--- Start Input records ---

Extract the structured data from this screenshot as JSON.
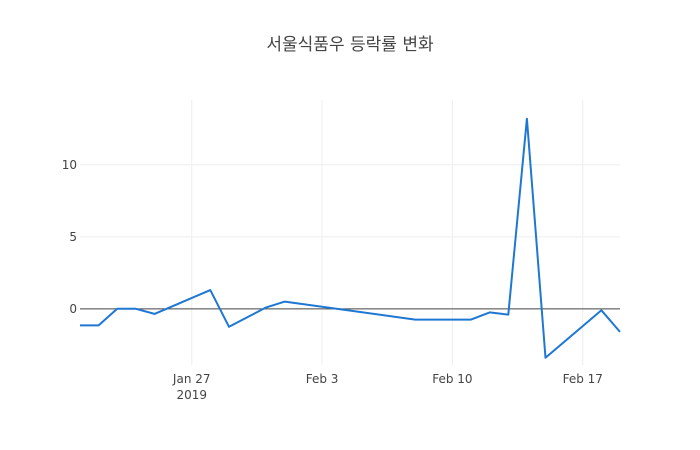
{
  "chart_data": {
    "type": "line",
    "title": "서울식품우 등락률 변화",
    "xlabel": "",
    "ylabel": "",
    "x_axis": {
      "type": "date",
      "range": [
        "2019-01-21",
        "2019-02-19"
      ],
      "ticks": [
        {
          "date": "2019-01-27",
          "label": "Jan 27",
          "sublabel": "2019"
        },
        {
          "date": "2019-02-03",
          "label": "Feb 3",
          "sublabel": ""
        },
        {
          "date": "2019-02-10",
          "label": "Feb 10",
          "sublabel": ""
        },
        {
          "date": "2019-02-17",
          "label": "Feb 17",
          "sublabel": ""
        }
      ]
    },
    "y_axis": {
      "range": [
        -3.9,
        14.5
      ],
      "ticks": [
        0,
        5,
        10
      ]
    },
    "grid": true,
    "zero_line": true,
    "series": [
      {
        "color": "#1f77d4",
        "points": [
          {
            "x": "2019-01-21",
            "y": -1.15
          },
          {
            "x": "2019-01-22",
            "y": -1.15
          },
          {
            "x": "2019-01-23",
            "y": 0.0
          },
          {
            "x": "2019-01-24",
            "y": 0.0
          },
          {
            "x": "2019-01-25",
            "y": -0.35
          },
          {
            "x": "2019-01-28",
            "y": 1.3
          },
          {
            "x": "2019-01-29",
            "y": -1.25
          },
          {
            "x": "2019-01-31",
            "y": 0.1
          },
          {
            "x": "2019-02-01",
            "y": 0.5
          },
          {
            "x": "2019-02-08",
            "y": -0.75
          },
          {
            "x": "2019-02-11",
            "y": -0.75
          },
          {
            "x": "2019-02-12",
            "y": -0.25
          },
          {
            "x": "2019-02-13",
            "y": -0.4
          },
          {
            "x": "2019-02-14",
            "y": 13.2
          },
          {
            "x": "2019-02-15",
            "y": -3.4
          },
          {
            "x": "2019-02-18",
            "y": -0.1
          },
          {
            "x": "2019-02-19",
            "y": -1.6
          }
        ]
      }
    ]
  }
}
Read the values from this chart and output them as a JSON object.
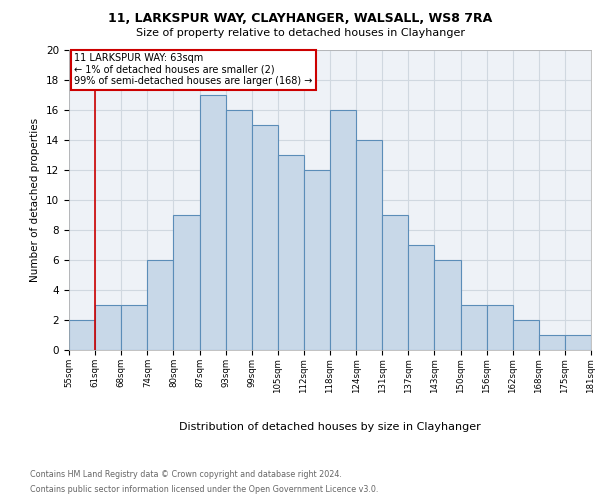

--- End Input records ---

*Problem details:* Transcribe every line in the entries above, taking out only the images.

*Response to the exercise:*
Extract the structured data from this screenshot as JSON.
{
  "chart_data": {
    "type": "line",
    "title": "서울식품우 등락률 변화",
    "xlabel": "",
    "ylabel": "",
    "x_axis": {
      "type": "date",
      "range": [
        "2019-01-21",
        "2019-02-19"
      ],
      "ticks": [
        {
          "date": "2019-01-27",
          "label": "Jan 27",
          "sublabel": "2019"
        },
        {
          "date": "2019-02-03",
          "label": "Feb 3",
          "sublabel": ""
        },
        {
          "date": "2019-02-10",
          "label": "Feb 10",
          "sublabel": ""
        },
        {
          "date": "2019-02-17",
          "label": "Feb 17",
          "sublabel": ""
        }
      ]
    },
    "y_axis": {
      "range": [
        -3.9,
        14.5
      ],
      "ticks": [
        0,
        5,
        10
      ]
    },
    "grid": true,
    "zero_line": true,
    "series": [
      {
        "color": "#1f77d4",
        "points": [
          {
            "x": "2019-01-21",
            "y": -1.15
          },
          {
            "x": "2019-01-22",
            "y": -1.15
          },
          {
            "x": "2019-01-23",
            "y": 0.0
          },
          {
            "x": "2019-01-24",
            "y": 0.0
          },
          {
            "x": "2019-01-25",
            "y": -0.35
          },
          {
            "x": "2019-01-28",
            "y": 1.3
          },
          {
            "x": "2019-01-29",
            "y": -1.25
          },
          {
            "x": "2019-01-31",
            "y": 0.1
          },
          {
            "x": "2019-02-01",
            "y": 0.5
          },
          {
            "x": "2019-02-08",
            "y": -0.75
          },
          {
            "x": "2019-02-11",
            "y": -0.75
          },
          {
            "x": "2019-02-12",
            "y": -0.25
          },
          {
            "x": "2019-02-13",
            "y": -0.4
          },
          {
            "x": "2019-02-14",
            "y": 13.2
          },
          {
            "x": "2019-02-15",
            "y": -3.4
          },
          {
            "x": "2019-02-18",
            "y": -0.1
          },
          {
            "x": "2019-02-19",
            "y": -1.6
          }
        ]
      }
    ]
  }
}
Read the values from this chart and output them as a JSON object.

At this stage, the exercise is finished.